What is required
Give back the data below exactly, with every line kept the same.

Document page transcript entries:
--
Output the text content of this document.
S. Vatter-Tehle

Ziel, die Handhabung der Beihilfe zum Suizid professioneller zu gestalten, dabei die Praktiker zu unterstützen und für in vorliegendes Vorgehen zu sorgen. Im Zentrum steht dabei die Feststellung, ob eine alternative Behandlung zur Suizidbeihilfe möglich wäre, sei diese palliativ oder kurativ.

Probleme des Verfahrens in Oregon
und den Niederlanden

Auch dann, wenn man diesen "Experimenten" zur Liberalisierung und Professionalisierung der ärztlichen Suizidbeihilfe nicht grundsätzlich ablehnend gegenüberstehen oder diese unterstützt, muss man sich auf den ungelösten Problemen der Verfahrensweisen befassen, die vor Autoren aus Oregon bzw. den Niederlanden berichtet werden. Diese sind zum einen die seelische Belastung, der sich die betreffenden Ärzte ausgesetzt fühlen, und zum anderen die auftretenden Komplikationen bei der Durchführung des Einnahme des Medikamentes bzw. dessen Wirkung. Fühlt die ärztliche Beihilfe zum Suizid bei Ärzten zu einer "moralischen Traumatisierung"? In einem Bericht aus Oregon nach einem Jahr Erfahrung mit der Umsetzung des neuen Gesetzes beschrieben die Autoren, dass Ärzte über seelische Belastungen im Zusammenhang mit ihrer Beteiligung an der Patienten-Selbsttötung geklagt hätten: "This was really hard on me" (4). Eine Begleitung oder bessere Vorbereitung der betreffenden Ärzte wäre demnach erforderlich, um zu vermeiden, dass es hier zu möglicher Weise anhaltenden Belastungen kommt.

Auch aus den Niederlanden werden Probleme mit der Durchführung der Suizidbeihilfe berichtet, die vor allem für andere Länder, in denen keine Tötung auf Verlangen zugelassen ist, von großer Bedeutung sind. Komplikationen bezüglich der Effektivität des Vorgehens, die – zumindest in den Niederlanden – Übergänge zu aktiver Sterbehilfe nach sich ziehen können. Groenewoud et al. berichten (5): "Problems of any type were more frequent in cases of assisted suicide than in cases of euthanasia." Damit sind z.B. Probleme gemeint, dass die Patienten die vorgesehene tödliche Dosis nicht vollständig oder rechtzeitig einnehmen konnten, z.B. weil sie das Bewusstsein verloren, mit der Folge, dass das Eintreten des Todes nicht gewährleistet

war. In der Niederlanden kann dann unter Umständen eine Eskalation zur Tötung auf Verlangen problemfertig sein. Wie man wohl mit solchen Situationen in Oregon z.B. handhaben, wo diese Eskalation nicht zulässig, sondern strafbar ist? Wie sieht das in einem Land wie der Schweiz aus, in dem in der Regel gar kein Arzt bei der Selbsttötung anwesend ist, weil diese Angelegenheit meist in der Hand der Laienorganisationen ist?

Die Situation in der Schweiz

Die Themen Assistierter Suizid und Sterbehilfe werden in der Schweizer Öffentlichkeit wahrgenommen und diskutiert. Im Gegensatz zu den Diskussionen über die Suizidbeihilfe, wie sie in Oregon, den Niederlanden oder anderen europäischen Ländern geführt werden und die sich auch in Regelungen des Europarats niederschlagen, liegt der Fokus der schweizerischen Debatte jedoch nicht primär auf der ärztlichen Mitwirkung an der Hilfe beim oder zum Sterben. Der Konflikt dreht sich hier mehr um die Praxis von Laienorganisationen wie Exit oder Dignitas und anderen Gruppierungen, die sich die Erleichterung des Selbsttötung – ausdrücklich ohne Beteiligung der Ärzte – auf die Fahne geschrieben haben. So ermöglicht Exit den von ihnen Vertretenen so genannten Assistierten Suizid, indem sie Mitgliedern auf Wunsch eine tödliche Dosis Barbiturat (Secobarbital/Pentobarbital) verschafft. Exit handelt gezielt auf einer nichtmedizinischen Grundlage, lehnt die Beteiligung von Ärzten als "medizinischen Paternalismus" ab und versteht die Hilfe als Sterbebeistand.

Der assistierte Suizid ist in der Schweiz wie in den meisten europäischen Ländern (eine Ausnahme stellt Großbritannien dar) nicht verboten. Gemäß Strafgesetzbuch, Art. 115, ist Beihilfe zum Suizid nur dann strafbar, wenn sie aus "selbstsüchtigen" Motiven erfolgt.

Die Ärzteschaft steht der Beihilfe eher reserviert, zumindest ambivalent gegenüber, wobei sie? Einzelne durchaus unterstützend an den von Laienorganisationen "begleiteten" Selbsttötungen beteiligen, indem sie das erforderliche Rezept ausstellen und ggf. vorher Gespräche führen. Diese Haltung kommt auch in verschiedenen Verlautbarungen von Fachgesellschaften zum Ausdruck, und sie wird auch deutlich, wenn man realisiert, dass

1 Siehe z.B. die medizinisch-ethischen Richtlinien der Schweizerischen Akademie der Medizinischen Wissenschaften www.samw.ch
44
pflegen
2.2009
--
Result of the task
Output the text content of this document.
S. Vatter-Tehle

Ziel, die Handhabung der Beihilfe zum Suizid professioneller zu gestalten, dabei die Praktiker zu unterstützen und für in vorliegendes Vorgehen zu sorgen. Im Zentrum steht dabei die Feststellung, ob eine alternative Behandlung zur Suizidbeihilfe möglich wäre, sei diese palliativ oder kurativ.

Probleme des Verfahrens in Oregon
und den Niederlanden

Auch dann, wenn man diesen "Experimenten" zur Liberalisierung und Professionalisierung der ärztlichen Suizidbeihilfe nicht grundsätzlich ablehnend gegenüberstehen oder diese unterstützt, muss man sich auf den ungelösten Problemen der Verfahrensweisen befassen, die vor Autoren aus Oregon bzw. den Niederlanden berichtet werden. Diese sind zum einen die seelische Belastung, der sich die betreffenden Ärzte ausgesetzt fühlen, und zum anderen die auftretenden Komplikationen bei der Durchführung des Einnahme des Medikamentes bzw. dessen Wirkung. Fühlt die ärztliche Beihilfe zum Suizid bei Ärzten zu einer "moralischen Traumatisierung"? In einem Bericht aus Oregon nach einem Jahr Erfahrung mit der Umsetzung des neuen Gesetzes beschrieben die Autoren, dass Ärzte über seelische Belastungen im Zusammenhang mit ihrer Beteiligung an der Patienten-Selbsttötung geklagt hätten: "This was really hard on me" (4). Eine Begleitung oder bessere Vorbereitung der betreffenden Ärzte wäre demnach erforderlich, um zu vermeiden, dass es hier zu möglicher Weise anhaltenden Belastungen kommt.

Auch aus den Niederlanden werden Probleme mit der Durchführung der Suizidbeihilfe berichtet, die vor allem für andere Länder, in denen keine Tötung auf Verlangen zugelassen ist, von großer Bedeutung sind. Komplikationen bezüglich der Effektivität des Vorgehens, die – zumindest in den Niederlanden – Übergänge zu aktiver Sterbehilfe nach sich ziehen können. Groenewoud et al. berichten (5): "Problems of any type were more frequent in cases of assisted suicide than in cases of euthanasia." Damit sind z.B. Probleme gemeint, dass die Patienten die vorgesehene tödliche Dosis nicht vollständig oder rechtzeitig einnehmen konnten, z.B. weil sie das Bewusstsein verloren, mit der Folge, dass das Eintreten des Todes nicht gewährleistet

war. In der Niederlanden kann dann unter Umständen eine Eskalation zur Tötung auf Verlangen problemfertig sein. Wie man wohl mit solchen Situationen in Oregon z.B. handhaben, wo diese Eskalation nicht zulässig, sondern strafbar ist? Wie sieht das in einem Land wie der Schweiz aus, in dem in der Regel gar kein Arzt bei der Selbsttötung anwesend ist, weil diese Angelegenheit meist in der Hand der Laienorganisationen ist?

Die Situation in der Schweiz

Die Themen Assistierter Suizid und Sterbehilfe werden in der Schweizer Öffentlichkeit wahrgenommen und diskutiert. Im Gegensatz zu den Diskussionen über die Suizidbeihilfe, wie sie in Oregon, den Niederlanden oder anderen europäischen Ländern geführt werden und die sich auch in Regelungen des Europarats niederschlagen, liegt der Fokus der schweizerischen Debatte jedoch nicht primär auf der ärztlichen Mitwirkung an der Hilfe beim oder zum Sterben. Der Konflikt dreht sich hier mehr um die Praxis von Laienorganisationen wie Exit oder Dignitas und anderen Gruppierungen, die sich die Erleichterung des Selbsttötung – ausdrücklich ohne Beteiligung der Ärzte – auf die Fahne geschrieben haben. So ermöglicht Exit den von ihnen Vertretenen so genannten Assistierten Suizid, indem sie Mitgliedern auf Wunsch eine tödliche Dosis Barbiturat (Secobarbital/Pentobarbital) verschafft. Exit handelt gezielt auf einer nichtmedizinischen Grundlage, lehnt die Beteiligung von Ärzten als "medizinischen Paternalismus" ab und versteht die Hilfe als Sterbebeistand.

Der assistierte Suizid ist in der Schweiz wie in den meisten europäischen Ländern (eine Ausnahme stellt Großbritannien dar) nicht verboten. Gemäß Strafgesetzbuch, Art. 115, ist Beihilfe zum Suizid nur dann strafbar, wenn sie aus "selbstsüchtigen" Motiven erfolgt.

Die Ärzteschaft steht der Beihilfe eher reserviert, zumindest ambivalent gegenüber, wobei sie? Einzelne durchaus unterstützend an den von Laienorganisationen "begleiteten" Selbsttötungen beteiligen, indem sie das erforderliche Rezept ausstellen und ggf. vorher Gespräche führen. Diese Haltung kommt auch in verschiedenen Verlautbarungen von Fachgesellschaften zum Ausdruck, und sie wird auch deutlich, wenn man realisiert, dass

1 Siehe z.B. die medizinisch-ethischen Richtlinien der Schweizerischen Akademie der Medizinischen Wissenschaften www.samw.ch
44
pflegen
2.2009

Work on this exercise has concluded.